* Exercise instructions *
Rewrite every line of each item below as a JSON list of strings, one string per line, with blank lines omitted.

* Region annotation items *
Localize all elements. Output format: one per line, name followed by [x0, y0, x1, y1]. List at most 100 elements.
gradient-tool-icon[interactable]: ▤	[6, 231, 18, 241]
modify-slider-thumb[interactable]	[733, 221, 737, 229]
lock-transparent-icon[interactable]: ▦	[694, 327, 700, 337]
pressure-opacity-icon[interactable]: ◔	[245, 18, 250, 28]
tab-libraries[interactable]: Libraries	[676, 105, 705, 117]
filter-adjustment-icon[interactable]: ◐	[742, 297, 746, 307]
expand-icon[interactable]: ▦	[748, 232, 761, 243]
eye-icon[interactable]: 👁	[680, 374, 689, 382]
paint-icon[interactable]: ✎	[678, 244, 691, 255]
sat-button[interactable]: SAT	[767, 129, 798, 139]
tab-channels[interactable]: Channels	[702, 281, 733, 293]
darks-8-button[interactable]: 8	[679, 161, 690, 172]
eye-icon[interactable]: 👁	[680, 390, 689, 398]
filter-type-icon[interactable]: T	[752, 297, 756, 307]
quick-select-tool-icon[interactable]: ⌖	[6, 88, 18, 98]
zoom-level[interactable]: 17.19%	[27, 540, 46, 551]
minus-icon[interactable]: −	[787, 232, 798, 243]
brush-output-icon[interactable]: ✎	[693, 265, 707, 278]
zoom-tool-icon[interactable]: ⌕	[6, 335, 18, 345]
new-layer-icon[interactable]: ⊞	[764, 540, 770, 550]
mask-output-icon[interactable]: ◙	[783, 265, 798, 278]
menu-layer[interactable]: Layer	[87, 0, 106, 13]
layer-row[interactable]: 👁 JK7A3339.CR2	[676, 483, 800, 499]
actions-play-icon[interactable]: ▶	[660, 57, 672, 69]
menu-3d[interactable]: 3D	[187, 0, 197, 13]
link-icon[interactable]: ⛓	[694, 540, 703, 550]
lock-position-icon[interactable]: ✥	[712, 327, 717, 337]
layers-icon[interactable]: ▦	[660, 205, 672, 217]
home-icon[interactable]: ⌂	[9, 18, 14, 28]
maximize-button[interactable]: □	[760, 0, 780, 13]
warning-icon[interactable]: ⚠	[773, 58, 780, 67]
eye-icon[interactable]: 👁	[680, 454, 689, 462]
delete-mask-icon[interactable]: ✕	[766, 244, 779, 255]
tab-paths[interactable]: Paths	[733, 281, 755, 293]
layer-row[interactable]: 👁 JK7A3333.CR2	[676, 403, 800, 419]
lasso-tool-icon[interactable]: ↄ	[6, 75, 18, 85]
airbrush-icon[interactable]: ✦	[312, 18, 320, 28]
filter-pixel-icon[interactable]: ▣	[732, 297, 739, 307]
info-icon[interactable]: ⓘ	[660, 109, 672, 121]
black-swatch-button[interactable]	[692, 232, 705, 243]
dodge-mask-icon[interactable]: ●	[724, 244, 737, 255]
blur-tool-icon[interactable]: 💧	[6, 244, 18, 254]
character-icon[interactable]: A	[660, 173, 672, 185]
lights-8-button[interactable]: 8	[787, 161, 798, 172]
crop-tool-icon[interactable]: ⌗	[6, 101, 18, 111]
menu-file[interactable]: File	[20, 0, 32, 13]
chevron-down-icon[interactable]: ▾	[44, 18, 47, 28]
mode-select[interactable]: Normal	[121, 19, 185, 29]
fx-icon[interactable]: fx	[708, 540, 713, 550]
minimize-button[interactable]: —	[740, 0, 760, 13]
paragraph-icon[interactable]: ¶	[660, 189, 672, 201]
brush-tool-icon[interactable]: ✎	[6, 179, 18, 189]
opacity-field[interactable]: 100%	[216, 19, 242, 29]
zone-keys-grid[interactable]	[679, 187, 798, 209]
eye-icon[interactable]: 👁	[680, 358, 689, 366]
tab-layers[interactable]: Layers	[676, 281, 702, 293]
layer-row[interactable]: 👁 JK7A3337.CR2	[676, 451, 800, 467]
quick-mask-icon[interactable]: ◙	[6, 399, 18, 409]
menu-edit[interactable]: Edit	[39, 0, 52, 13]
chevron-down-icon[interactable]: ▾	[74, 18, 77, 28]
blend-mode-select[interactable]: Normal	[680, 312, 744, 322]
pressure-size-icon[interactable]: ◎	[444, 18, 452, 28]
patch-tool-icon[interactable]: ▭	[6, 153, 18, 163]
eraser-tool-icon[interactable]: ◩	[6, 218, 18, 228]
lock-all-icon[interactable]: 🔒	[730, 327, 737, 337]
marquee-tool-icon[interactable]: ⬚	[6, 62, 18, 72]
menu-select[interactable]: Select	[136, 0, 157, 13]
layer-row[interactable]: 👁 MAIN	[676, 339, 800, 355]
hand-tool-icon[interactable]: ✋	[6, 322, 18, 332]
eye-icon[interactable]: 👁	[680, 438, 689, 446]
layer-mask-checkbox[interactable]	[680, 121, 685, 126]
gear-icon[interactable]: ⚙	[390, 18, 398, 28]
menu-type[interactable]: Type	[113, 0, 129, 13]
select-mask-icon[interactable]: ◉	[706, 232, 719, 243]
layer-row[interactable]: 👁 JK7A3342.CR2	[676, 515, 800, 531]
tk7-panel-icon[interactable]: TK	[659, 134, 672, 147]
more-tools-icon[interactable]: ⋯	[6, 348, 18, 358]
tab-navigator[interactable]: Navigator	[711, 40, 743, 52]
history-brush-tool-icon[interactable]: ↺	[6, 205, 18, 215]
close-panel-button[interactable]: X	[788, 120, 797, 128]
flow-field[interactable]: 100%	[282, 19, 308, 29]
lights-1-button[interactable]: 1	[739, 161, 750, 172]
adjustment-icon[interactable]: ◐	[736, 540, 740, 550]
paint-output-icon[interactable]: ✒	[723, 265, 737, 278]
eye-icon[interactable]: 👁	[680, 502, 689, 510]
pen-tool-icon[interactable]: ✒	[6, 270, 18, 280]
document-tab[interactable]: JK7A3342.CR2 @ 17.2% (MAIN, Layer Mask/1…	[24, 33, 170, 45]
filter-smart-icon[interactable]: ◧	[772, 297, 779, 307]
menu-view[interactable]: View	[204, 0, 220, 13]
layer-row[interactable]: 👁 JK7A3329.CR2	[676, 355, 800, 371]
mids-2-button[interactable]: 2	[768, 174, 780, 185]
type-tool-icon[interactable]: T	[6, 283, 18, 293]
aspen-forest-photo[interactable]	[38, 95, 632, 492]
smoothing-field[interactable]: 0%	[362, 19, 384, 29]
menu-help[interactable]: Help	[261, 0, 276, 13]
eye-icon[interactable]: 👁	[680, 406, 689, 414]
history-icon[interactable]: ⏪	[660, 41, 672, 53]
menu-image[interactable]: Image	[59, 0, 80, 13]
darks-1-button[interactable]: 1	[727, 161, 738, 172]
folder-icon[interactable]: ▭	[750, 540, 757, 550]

* Written solution *
[
  "Localize all elements. Output format: one per line, name followed by [x0, y0, x1, y1]. List at most 100 elements.",
  "gradient-tool-icon[interactable]: ▤\t[6, 231, 18, 241]",
  "modify-slider-thumb[interactable]\t[733, 221, 737, 229]",
  "lock-transparent-icon[interactable]: ▦\t[694, 327, 700, 337]",
  "pressure-opacity-icon[interactable]: ◔\t[245, 18, 250, 28]",
  "tab-libraries[interactable]: Libraries\t[676, 105, 705, 117]",
  "filter-adjustment-icon[interactable]: ◐\t[742, 297, 746, 307]",
  "expand-icon[interactable]: ▦\t[748, 232, 761, 243]",
  "eye-icon[interactable]: 👁\t[680, 374, 689, 382]",
  "paint-icon[interactable]: ✎\t[678, 244, 691, 255]",
  "sat-button[interactable]: SAT\t[767, 129, 798, 139]",
  "tab-channels[interactable]: Channels\t[702, 281, 733, 293]",
  "darks-8-button[interactable]: 8\t[679, 161, 690, 172]",
  "eye-icon[interactable]: 👁\t[680, 390, 689, 398]",
  "filter-type-icon[interactable]: T\t[752, 297, 756, 307]",
  "quick-select-tool-icon[interactable]: ⌖\t[6, 88, 18, 98]",
  "zoom-level[interactable]: 17.19%\t[27, 540, 46, 551]",
  "minus-icon[interactable]: −\t[787, 232, 798, 243]",
  "brush-output-icon[interactable]: ✎\t[693, 265, 707, 278]",
  "zoom-tool-icon[interactable]: ⌕\t[6, 335, 18, 345]",
  "new-layer-icon[interactable]: ⊞\t[764, 540, 770, 550]",
  "mask-output-icon[interactable]: ◙\t[783, 265, 798, 278]",
  "menu-layer[interactable]: Layer\t[87, 0, 106, 13]",
  "layer-row[interactable]: 👁 JK7A3339.CR2\t[676, 483, 800, 499]",
  "actions-play-icon[interactable]: ▶\t[660, 57, 672, 69]",
  "menu-3d[interactable]: 3D\t[187, 0, 197, 13]",
  "link-icon[interactable]: ⛓\t[694, 540, 703, 550]",
  "lock-position-icon[interactable]: ✥\t[712, 327, 717, 337]",
  "layers-icon[interactable]: ▦\t[660, 205, 672, 217]",
  "home-icon[interactable]: ⌂\t[9, 18, 14, 28]",
  "maximize-button[interactable]: □\t[760, 0, 780, 13]",
  "warning-icon[interactable]: ⚠\t[773, 58, 780, 67]",
  "eye-icon[interactable]: 👁\t[680, 454, 689, 462]",
  "delete-mask-icon[interactable]: ✕\t[766, 244, 779, 255]",
  "tab-paths[interactable]: Paths\t[733, 281, 755, 293]",
  "layer-row[interactable]: 👁 JK7A3333.CR2\t[676, 403, 800, 419]",
  "lasso-tool-icon[interactable]: ↄ\t[6, 75, 18, 85]",
  "airbrush-icon[interactable]: ✦\t[312, 18, 320, 28]",
  "filter-pixel-icon[interactable]: ▣\t[732, 297, 739, 307]",
  "info-icon[interactable]: ⓘ\t[660, 109, 672, 121]",
  "black-swatch-button[interactable]\t[692, 232, 705, 243]",
  "dodge-mask-icon[interactable]: ●\t[724, 244, 737, 255]",
  "blur-tool-icon[interactable]: 💧\t[6, 244, 18, 254]",
  "character-icon[interactable]: A\t[660, 173, 672, 185]",
  "lights-8-button[interactable]: 8\t[787, 161, 798, 172]",
  "crop-tool-icon[interactable]: ⌗\t[6, 101, 18, 111]",
  "menu-file[interactable]: File\t[20, 0, 32, 13]",
  "chevron-down-icon[interactable]: ▾\t[44, 18, 47, 28]",
  "mode-select[interactable]: Normal\t[121, 19, 185, 29]",
  "fx-icon[interactable]: fx\t[708, 540, 713, 550]",
  "minimize-button[interactable]: —\t[740, 0, 760, 13]",
  "paragraph-icon[interactable]: ¶\t[660, 189, 672, 201]",
  "brush-tool-icon[interactable]: ✎\t[6, 179, 18, 189]",
  "opacity-field[interactable]: 100%\t[216, 19, 242, 29]",
  "zone-keys-grid[interactable]\t[679, 187, 798, 209]",
  "eye-icon[interactable]: 👁\t[680, 358, 689, 366]",
  "tab-layers[interactable]: Layers\t[676, 281, 702, 293]",
  "layer-row[interactable]: 👁 JK7A3337.CR2\t[676, 451, 800, 467]",
  "quick-mask-icon[interactable]: ◙\t[6, 399, 18, 409]",
  "menu-edit[interactable]: Edit\t[39, 0, 52, 13]",
  "chevron-down-icon[interactable]: ▾\t[74, 18, 77, 28]",
  "blend-mode-select[interactable]: Normal\t[680, 312, 744, 322]",
  "pressure-size-icon[interactable]: ◎\t[444, 18, 452, 28]",
  "patch-tool-icon[interactable]: ▭\t[6, 153, 18, 163]",
  "eraser-tool-icon[interactable]: ◩\t[6, 218, 18, 228]",
  "lock-all-icon[interactable]: 🔒\t[730, 327, 737, 337]",
  "marquee-tool-icon[interactable]: ⬚\t[6, 62, 18, 72]",
  "menu-select[interactable]: Select\t[136, 0, 157, 13]",
  "layer-row[interactable]: 👁 MAIN\t[676, 339, 800, 355]",
  "hand-tool-icon[interactable]: ✋\t[6, 322, 18, 332]",
  "eye-icon[interactable]: 👁\t[680, 438, 689, 446]",
  "layer-mask-checkbox[interactable]\t[680, 121, 685, 126]",
  "gear-icon[interactable]: ⚙\t[390, 18, 398, 28]",
  "menu-type[interactable]: Type\t[113, 0, 129, 13]",
  "select-mask-icon[interactable]: ◉\t[706, 232, 719, 243]",
  "layer-row[interactable]: 👁 JK7A3342.CR2\t[676, 515, 800, 531]",
  "tk7-panel-icon[interactable]: TK\t[659, 134, 672, 147]",
  "more-tools-icon[interactable]: ⋯\t[6, 348, 18, 358]",
  "tab-navigator[interactable]: Navigator\t[711, 40, 743, 52]",
  "history-brush-tool-icon[interactable]: ↺\t[6, 205, 18, 215]",
  "close-panel-button[interactable]: X\t[788, 120, 797, 128]",
  "flow-field[interactable]: 100%\t[282, 19, 308, 29]",
  "lights-1-button[interactable]: 1\t[739, 161, 750, 172]",
  "adjustment-icon[interactable]: ◐\t[736, 540, 740, 550]",
  "paint-output-icon[interactable]: ✒\t[723, 265, 737, 278]",
  "eye-icon[interactable]: 👁\t[680, 502, 689, 510]",
  "pen-tool-icon[interactable]: ✒\t[6, 270, 18, 280]",
  "document-tab[interactable]: JK7A3342.CR2 @ 17.2% (MAIN, Layer Mask/1…\t[24, 33, 170, 45]",
  "filter-smart-icon[interactable]: ◧\t[772, 297, 779, 307]",
  "menu-view[interactable]: View\t[204, 0, 220, 13]",
  "layer-row[interactable]: 👁 JK7A3329.CR2\t[676, 355, 800, 371]",
  "mids-2-button[interactable]: 2\t[768, 174, 780, 185]",
  "type-tool-icon[interactable]: T\t[6, 283, 18, 293]",
  "aspen-forest-photo[interactable]\t[38, 95, 632, 492]",
  "smoothing-field[interactable]: 0%\t[362, 19, 384, 29]",
  "menu-help[interactable]: Help\t[261, 0, 276, 13]",
  "eye-icon[interactable]: 👁\t[680, 406, 689, 414]",
  "history-icon[interactable]: ⏪\t[660, 41, 672, 53]",
  "menu-image[interactable]: Image\t[59, 0, 80, 13]",
  "darks-1-button[interactable]: 1\t[727, 161, 738, 172]",
  "folder-icon[interactable]: ▭\t[750, 540, 757, 550]"
]